Items listed in a dataset
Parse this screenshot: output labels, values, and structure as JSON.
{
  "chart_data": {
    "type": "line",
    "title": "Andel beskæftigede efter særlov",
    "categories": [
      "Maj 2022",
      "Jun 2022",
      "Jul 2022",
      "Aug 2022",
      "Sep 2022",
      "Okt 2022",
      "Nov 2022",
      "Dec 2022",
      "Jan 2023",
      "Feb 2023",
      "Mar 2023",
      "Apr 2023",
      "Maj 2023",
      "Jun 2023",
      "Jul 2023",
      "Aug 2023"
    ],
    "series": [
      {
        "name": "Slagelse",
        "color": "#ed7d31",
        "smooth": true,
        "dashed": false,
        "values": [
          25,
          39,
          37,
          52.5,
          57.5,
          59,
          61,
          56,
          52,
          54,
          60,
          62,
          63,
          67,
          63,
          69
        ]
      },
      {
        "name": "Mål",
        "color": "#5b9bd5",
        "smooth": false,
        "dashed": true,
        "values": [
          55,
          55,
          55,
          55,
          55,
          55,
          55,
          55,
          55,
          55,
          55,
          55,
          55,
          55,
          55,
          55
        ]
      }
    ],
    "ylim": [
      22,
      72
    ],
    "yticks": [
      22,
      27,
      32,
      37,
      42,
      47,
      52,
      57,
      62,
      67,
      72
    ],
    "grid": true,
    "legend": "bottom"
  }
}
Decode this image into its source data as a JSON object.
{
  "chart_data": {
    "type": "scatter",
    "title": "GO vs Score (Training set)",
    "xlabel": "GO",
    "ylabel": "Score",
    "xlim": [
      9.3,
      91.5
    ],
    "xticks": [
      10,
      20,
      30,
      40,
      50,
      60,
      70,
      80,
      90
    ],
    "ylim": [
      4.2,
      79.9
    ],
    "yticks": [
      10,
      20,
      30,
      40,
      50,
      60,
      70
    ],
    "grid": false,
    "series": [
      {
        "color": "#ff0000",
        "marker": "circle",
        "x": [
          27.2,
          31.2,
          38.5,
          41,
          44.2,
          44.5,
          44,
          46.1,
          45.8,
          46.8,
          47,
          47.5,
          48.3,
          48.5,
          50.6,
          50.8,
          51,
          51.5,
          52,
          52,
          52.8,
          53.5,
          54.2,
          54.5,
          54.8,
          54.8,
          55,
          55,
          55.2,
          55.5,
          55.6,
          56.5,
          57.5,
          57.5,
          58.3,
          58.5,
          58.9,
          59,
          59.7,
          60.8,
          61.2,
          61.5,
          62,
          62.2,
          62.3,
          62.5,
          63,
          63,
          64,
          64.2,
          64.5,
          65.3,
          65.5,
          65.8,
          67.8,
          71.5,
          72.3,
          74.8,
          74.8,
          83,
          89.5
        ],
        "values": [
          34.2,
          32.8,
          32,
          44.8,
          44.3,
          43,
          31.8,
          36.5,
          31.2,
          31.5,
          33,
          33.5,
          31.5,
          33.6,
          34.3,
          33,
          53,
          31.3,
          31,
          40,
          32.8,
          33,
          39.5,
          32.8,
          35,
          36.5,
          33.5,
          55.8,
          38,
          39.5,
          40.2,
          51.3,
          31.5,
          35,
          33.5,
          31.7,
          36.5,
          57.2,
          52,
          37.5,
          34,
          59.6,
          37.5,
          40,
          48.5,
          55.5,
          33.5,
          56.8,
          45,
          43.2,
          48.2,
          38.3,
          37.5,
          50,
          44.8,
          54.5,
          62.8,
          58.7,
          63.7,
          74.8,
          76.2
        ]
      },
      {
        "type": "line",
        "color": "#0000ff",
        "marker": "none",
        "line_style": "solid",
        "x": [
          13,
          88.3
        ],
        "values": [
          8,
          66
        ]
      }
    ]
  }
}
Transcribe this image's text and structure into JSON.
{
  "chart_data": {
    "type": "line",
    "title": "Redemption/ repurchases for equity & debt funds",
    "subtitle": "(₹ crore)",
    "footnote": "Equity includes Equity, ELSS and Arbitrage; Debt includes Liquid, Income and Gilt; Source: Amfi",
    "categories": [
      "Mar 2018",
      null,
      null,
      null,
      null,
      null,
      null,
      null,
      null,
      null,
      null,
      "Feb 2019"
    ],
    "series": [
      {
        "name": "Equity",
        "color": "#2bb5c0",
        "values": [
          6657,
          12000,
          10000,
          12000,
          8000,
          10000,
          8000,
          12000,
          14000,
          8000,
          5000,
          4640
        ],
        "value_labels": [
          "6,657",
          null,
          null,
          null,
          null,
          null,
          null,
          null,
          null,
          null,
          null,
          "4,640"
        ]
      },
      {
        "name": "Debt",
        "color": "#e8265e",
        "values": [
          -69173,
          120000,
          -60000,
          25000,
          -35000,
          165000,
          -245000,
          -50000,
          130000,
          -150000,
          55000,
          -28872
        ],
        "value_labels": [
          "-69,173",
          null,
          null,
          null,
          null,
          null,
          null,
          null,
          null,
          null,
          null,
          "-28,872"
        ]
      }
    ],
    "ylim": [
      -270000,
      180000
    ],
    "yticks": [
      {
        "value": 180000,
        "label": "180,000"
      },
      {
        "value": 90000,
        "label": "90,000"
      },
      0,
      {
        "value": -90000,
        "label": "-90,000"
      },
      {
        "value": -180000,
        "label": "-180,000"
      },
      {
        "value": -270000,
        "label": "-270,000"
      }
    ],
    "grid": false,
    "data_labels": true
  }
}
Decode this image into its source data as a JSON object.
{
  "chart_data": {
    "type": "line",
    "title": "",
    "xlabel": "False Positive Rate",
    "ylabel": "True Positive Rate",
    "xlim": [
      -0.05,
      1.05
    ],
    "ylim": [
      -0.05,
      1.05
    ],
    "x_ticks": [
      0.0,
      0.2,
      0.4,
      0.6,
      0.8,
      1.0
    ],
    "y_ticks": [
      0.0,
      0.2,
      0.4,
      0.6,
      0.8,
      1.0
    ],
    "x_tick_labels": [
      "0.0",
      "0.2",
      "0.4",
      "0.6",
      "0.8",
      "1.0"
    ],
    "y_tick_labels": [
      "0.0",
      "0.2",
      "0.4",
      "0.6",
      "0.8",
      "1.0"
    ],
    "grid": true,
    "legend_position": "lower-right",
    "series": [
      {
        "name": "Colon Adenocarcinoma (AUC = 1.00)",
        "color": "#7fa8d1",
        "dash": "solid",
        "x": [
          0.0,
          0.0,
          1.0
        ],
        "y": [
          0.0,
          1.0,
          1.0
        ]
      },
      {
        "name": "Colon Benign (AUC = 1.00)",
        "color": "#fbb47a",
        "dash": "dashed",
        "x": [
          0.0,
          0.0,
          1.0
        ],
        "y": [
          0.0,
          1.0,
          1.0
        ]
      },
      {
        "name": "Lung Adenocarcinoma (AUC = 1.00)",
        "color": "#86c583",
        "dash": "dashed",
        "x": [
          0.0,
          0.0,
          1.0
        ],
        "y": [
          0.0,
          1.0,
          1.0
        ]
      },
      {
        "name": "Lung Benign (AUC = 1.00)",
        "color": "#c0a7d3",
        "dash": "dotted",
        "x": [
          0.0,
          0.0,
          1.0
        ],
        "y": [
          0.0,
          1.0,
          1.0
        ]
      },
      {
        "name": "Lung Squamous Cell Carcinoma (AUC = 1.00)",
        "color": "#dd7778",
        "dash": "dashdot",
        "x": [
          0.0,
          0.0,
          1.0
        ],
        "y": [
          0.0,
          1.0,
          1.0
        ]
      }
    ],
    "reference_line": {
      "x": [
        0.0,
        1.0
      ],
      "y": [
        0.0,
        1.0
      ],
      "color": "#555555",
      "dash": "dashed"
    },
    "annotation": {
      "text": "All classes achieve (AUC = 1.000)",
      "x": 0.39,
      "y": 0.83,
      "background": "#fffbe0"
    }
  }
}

- **Exercise prompt**: Your task is to extract all of the records exactly.

- **Response**:
Parse this screenshot: output labels, values, and structure as JSON.
{
  "chart_data": {
    "type": "line",
    "title": "Andel beskæftigede efter særlov",
    "categories": [
      "Maj 2022",
      "Jun 2022",
      "Jul 2022",
      "Aug 2022",
      "Sep 2022",
      "Okt 2022",
      "Nov 2022",
      "Dec 2022",
      "Jan 2023",
      "Feb 2023",
      "Mar 2023",
      "Apr 2023",
      "Maj 2023",
      "Jun 2023",
      "Jul 2023",
      "Aug 2023"
    ],
    "series": [
      {
        "name": "Slagelse",
        "color": "#ed7d31",
        "smooth": true,
        "dashed": false,
        "values": [
          25,
          39,
          37,
          52.5,
          57.5,
          59,
          61,
          56,
          52,
          54,
          60,
          62,
          63,
          67,
          63,
          69
        ]
      },
      {
        "name": "Mål",
        "color": "#5b9bd5",
        "smooth": false,
        "dashed": true,
        "values": [
          55,
          55,
          55,
          55,
          55,
          55,
          55,
          55,
          55,
          55,
          55,
          55,
          55,
          55,
          55,
          55
        ]
      }
    ],
    "ylim": [
      22,
      72
    ],
    "yticks": [
      22,
      27,
      32,
      37,
      42,
      47,
      52,
      57,
      62,
      67,
      72
    ],
    "grid": true,
    "legend": "bottom"
  }
}
Decode this image into its source data as a JSON object.
{
  "chart_data": {
    "type": "scatter",
    "title": "GO vs Score (Training set)",
    "xlabel": "GO",
    "ylabel": "Score",
    "xlim": [
      9.3,
      91.5
    ],
    "xticks": [
      10,
      20,
      30,
      40,
      50,
      60,
      70,
      80,
      90
    ],
    "ylim": [
      4.2,
      79.9
    ],
    "yticks": [
      10,
      20,
      30,
      40,
      50,
      60,
      70
    ],
    "grid": false,
    "series": [
      {
        "color": "#ff0000",
        "marker": "circle",
        "x": [
          27.2,
          31.2,
          38.5,
          41,
          44.2,
          44.5,
          44,
          46.1,
          45.8,
          46.8,
          47,
          47.5,
          48.3,
          48.5,
          50.6,
          50.8,
          51,
          51.5,
          52,
          52,
          52.8,
          53.5,
          54.2,
          54.5,
          54.8,
          54.8,
          55,
          55,
          55.2,
          55.5,
          55.6,
          56.5,
          57.5,
          57.5,
          58.3,
          58.5,
          58.9,
          59,
          59.7,
          60.8,
          61.2,
          61.5,
          62,
          62.2,
          62.3,
          62.5,
          63,
          63,
          64,
          64.2,
          64.5,
          65.3,
          65.5,
          65.8,
          67.8,
          71.5,
          72.3,
          74.8,
          74.8,
          83,
          89.5
        ],
        "values": [
          34.2,
          32.8,
          32,
          44.8,
          44.3,
          43,
          31.8,
          36.5,
          31.2,
          31.5,
          33,
          33.5,
          31.5,
          33.6,
          34.3,
          33,
          53,
          31.3,
          31,
          40,
          32.8,
          33,
          39.5,
          32.8,
          35,
          36.5,
          33.5,
          55.8,
          38,
          39.5,
          40.2,
          51.3,
          31.5,
          35,
          33.5,
          31.7,
          36.5,
          57.2,
          52,
          37.5,
          34,
          59.6,
          37.5,
          40,
          48.5,
          55.5,
          33.5,
          56.8,
          45,
          43.2,
          48.2,
          38.3,
          37.5,
          50,
          44.8,
          54.5,
          62.8,
          58.7,
          63.7,
          74.8,
          76.2
        ]
      },
      {
        "type": "line",
        "color": "#0000ff",
        "marker": "none",
        "line_style": "solid",
        "x": [
          13,
          88.3
        ],
        "values": [
          8,
          66
        ]
      }
    ]
  }
}
Transcribe this image's text and structure into JSON.
{
  "chart_data": {
    "type": "line",
    "title": "Redemption/ repurchases for equity & debt funds",
    "subtitle": "(₹ crore)",
    "footnote": "Equity includes Equity, ELSS and Arbitrage; Debt includes Liquid, Income and Gilt; Source: Amfi",
    "categories": [
      "Mar 2018",
      null,
      null,
      null,
      null,
      null,
      null,
      null,
      null,
      null,
      null,
      "Feb 2019"
    ],
    "series": [
      {
        "name": "Equity",
        "color": "#2bb5c0",
        "values": [
          6657,
          12000,
          10000,
          12000,
          8000,
          10000,
          8000,
          12000,
          14000,
          8000,
          5000,
          4640
        ],
        "value_labels": [
          "6,657",
          null,
          null,
          null,
          null,
          null,
          null,
          null,
          null,
          null,
          null,
          "4,640"
        ]
      },
      {
        "name": "Debt",
        "color": "#e8265e",
        "values": [
          -69173,
          120000,
          -60000,
          25000,
          -35000,
          165000,
          -245000,
          -50000,
          130000,
          -150000,
          55000,
          -28872
        ],
        "value_labels": [
          "-69,173",
          null,
          null,
          null,
          null,
          null,
          null,
          null,
          null,
          null,
          null,
          "-28,872"
        ]
      }
    ],
    "ylim": [
      -270000,
      180000
    ],
    "yticks": [
      {
        "value": 180000,
        "label": "180,000"
      },
      {
        "value": 90000,
        "label": "90,000"
      },
      0,
      {
        "value": -90000,
        "label": "-90,000"
      },
      {
        "value": -180000,
        "label": "-180,000"
      },
      {
        "value": -270000,
        "label": "-270,000"
      }
    ],
    "grid": false,
    "data_labels": true
  }
}
Decode this image into its source data as a JSON object.
{
  "chart_data": {
    "type": "line",
    "title": "",
    "xlabel": "False Positive Rate",
    "ylabel": "True Positive Rate",
    "xlim": [
      -0.05,
      1.05
    ],
    "ylim": [
      -0.05,
      1.05
    ],
    "x_ticks": [
      0.0,
      0.2,
      0.4,
      0.6,
      0.8,
      1.0
    ],
    "y_ticks": [
      0.0,
      0.2,
      0.4,
      0.6,
      0.8,
      1.0
    ],
    "x_tick_labels": [
      "0.0",
      "0.2",
      "0.4",
      "0.6",
      "0.8",
      "1.0"
    ],
    "y_tick_labels": [
      "0.0",
      "0.2",
      "0.4",
      "0.6",
      "0.8",
      "1.0"
    ],
    "grid": true,
    "legend_position": "lower-right",
    "series": [
      {
        "name": "Colon Adenocarcinoma (AUC = 1.00)",
        "color": "#7fa8d1",
        "dash": "solid",
        "x": [
          0.0,
          0.0,
          1.0
        ],
        "y": [
          0.0,
          1.0,
          1.0
        ]
      },
      {
        "name": "Colon Benign (AUC = 1.00)",
        "color": "#fbb47a",
        "dash": "dashed",
        "x": [
          0.0,
          0.0,
          1.0
        ],
        "y": [
          0.0,
          1.0,
          1.0
        ]
      },
      {
        "name": "Lung Adenocarcinoma (AUC = 1.00)",
        "color": "#86c583",
        "dash": "dashed",
        "x": [
          0.0,
          0.0,
          1.0
        ],
        "y": [
          0.0,
          1.0,
          1.0
        ]
      },
      {
        "name": "Lung Benign (AUC = 1.00)",
        "color": "#c0a7d3",
        "dash": "dotted",
        "x": [
          0.0,
          0.0,
          1.0
        ],
        "y": [
          0.0,
          1.0,
          1.0
        ]
      },
      {
        "name": "Lung Squamous Cell Carcinoma (AUC = 1.00)",
        "color": "#dd7778",
        "dash": "dashdot",
        "x": [
          0.0,
          0.0,
          1.0
        ],
        "y": [
          0.0,
          1.0,
          1.0
        ]
      }
    ],
    "reference_line": {
      "x": [
        0.0,
        1.0
      ],
      "y": [
        0.0,
        1.0
      ],
      "color": "#555555",
      "dash": "dashed"
    },
    "annotation": {
      "text": "All classes achieve (AUC = 1.000)",
      "x": 0.39,
      "y": 0.83,
      "background": "#fffbe0"
    }
  }
}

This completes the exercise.